◆ Objective:
Would you return all of this data exactly, leaving nothing out?

★ ★ ★ ★ ★

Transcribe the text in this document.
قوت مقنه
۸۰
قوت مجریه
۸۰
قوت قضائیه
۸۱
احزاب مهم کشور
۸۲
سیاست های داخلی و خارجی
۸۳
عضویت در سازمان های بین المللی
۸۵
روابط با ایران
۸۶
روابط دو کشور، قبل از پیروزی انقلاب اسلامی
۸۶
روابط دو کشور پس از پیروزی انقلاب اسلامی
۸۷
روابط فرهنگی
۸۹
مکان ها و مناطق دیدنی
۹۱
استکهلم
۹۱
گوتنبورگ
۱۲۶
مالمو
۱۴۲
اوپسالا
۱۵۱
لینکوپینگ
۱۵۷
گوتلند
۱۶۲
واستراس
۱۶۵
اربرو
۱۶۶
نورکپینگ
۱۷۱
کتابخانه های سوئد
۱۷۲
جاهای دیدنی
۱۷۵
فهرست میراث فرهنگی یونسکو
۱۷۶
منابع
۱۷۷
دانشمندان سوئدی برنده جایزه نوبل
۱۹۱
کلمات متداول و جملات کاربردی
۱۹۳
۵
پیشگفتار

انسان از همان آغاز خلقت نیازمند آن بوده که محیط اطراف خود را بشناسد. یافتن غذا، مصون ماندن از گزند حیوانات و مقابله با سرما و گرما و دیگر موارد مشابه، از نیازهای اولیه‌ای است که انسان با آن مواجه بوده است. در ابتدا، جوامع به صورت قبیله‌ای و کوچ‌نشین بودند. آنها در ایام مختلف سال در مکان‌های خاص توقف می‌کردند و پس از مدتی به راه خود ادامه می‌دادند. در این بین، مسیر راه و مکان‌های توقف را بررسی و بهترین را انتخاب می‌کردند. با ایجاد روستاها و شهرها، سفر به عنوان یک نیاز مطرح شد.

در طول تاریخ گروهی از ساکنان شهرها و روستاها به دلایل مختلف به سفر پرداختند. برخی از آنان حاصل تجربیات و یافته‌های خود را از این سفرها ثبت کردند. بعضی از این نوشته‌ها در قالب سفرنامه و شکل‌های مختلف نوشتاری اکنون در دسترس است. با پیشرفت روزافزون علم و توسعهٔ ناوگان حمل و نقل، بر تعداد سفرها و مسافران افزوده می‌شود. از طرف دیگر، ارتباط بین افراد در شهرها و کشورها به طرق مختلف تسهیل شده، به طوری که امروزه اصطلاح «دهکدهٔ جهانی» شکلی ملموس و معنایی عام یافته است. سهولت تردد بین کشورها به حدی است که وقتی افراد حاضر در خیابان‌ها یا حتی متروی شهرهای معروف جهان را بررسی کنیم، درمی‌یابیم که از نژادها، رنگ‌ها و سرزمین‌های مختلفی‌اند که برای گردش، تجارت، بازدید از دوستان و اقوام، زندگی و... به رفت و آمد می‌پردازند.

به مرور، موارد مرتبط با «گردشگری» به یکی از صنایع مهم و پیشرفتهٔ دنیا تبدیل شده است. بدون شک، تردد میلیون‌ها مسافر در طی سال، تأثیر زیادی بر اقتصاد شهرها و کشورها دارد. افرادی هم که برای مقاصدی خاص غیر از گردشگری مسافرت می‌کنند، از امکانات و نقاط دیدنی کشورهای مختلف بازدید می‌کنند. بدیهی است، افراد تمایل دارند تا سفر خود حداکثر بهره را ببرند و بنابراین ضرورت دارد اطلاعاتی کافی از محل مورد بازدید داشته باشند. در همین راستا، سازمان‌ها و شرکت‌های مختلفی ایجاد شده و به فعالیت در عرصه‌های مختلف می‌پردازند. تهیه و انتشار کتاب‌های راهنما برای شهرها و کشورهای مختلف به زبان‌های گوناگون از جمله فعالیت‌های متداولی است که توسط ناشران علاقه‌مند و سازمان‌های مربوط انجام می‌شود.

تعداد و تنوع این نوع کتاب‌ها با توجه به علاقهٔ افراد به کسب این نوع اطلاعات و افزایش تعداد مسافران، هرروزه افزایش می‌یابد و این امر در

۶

★ ★ ★ ★ ★

◆ Expected answer:
Transcribe the text in this document.
قوت مقنه
۸۰
قوت مجریه
۸۰
قوت قضائیه
۸۱
احزاب مهم کشور
۸۲
سیاست های داخلی و خارجی
۸۳
عضویت در سازمان های بین المللی
۸۵
روابط با ایران
۸۶
روابط دو کشور، قبل از پیروزی انقلاب اسلامی
۸۶
روابط دو کشور پس از پیروزی انقلاب اسلامی
۸۷
روابط فرهنگی
۸۹
مکان ها و مناطق دیدنی
۹۱
استکهلم
۹۱
گوتنبورگ
۱۲۶
مالمو
۱۴۲
اوپسالا
۱۵۱
لینکوپینگ
۱۵۷
گوتلند
۱۶۲
واستراس
۱۶۵
اربرو
۱۶۶
نورکپینگ
۱۷۱
کتابخانه های سوئد
۱۷۲
جاهای دیدنی
۱۷۵
فهرست میراث فرهنگی یونسکو
۱۷۶
منابع
۱۷۷
دانشمندان سوئدی برنده جایزه نوبل
۱۹۱
کلمات متداول و جملات کاربردی
۱۹۳
۵
پیشگفتار

انسان از همان آغاز خلقت نیازمند آن بوده که محیط اطراف خود را بشناسد. یافتن غذا، مصون ماندن از گزند حیوانات و مقابله با سرما و گرما و دیگر موارد مشابه، از نیازهای اولیه‌ای است که انسان با آن مواجه بوده است. در ابتدا، جوامع به صورت قبیله‌ای و کوچ‌نشین بودند. آنها در ایام مختلف سال در مکان‌های خاص توقف می‌کردند و پس از مدتی به راه خود ادامه می‌دادند. در این بین، مسیر راه و مکان‌های توقف را بررسی و بهترین را انتخاب می‌کردند. با ایجاد روستاها و شهرها، سفر به عنوان یک نیاز مطرح شد.

در طول تاریخ گروهی از ساکنان شهرها و روستاها به دلایل مختلف به سفر پرداختند. برخی از آنان حاصل تجربیات و یافته‌های خود را از این سفرها ثبت کردند. بعضی از این نوشته‌ها در قالب سفرنامه و شکل‌های مختلف نوشتاری اکنون در دسترس است. با پیشرفت روزافزون علم و توسعهٔ ناوگان حمل و نقل، بر تعداد سفرها و مسافران افزوده می‌شود. از طرف دیگر، ارتباط بین افراد در شهرها و کشورها به طرق مختلف تسهیل شده، به طوری که امروزه اصطلاح «دهکدهٔ جهانی» شکلی ملموس و معنایی عام یافته است. سهولت تردد بین کشورها به حدی است که وقتی افراد حاضر در خیابان‌ها یا حتی متروی شهرهای معروف جهان را بررسی کنیم، درمی‌یابیم که از نژادها، رنگ‌ها و سرزمین‌های مختلفی‌اند که برای گردش، تجارت، بازدید از دوستان و اقوام، زندگی و... به رفت و آمد می‌پردازند.

به مرور، موارد مرتبط با «گردشگری» به یکی از صنایع مهم و پیشرفتهٔ دنیا تبدیل شده است. بدون شک، تردد میلیون‌ها مسافر در طی سال، تأثیر زیادی بر اقتصاد شهرها و کشورها دارد. افرادی هم که برای مقاصدی خاص غیر از گردشگری مسافرت می‌کنند، از امکانات و نقاط دیدنی کشورهای مختلف بازدید می‌کنند. بدیهی است، افراد تمایل دارند تا سفر خود حداکثر بهره را ببرند و بنابراین ضرورت دارد اطلاعاتی کافی از محل مورد بازدید داشته باشند. در همین راستا، سازمان‌ها و شرکت‌های مختلفی ایجاد شده و به فعالیت در عرصه‌های مختلف می‌پردازند. تهیه و انتشار کتاب‌های راهنما برای شهرها و کشورهای مختلف به زبان‌های گوناگون از جمله فعالیت‌های متداولی است که توسط ناشران علاقه‌مند و سازمان‌های مربوط انجام می‌شود.

تعداد و تنوع این نوع کتاب‌ها با توجه به علاقهٔ افراد به کسب این نوع اطلاعات و افزایش تعداد مسافران، هرروزه افزایش می‌یابد و این امر در

۶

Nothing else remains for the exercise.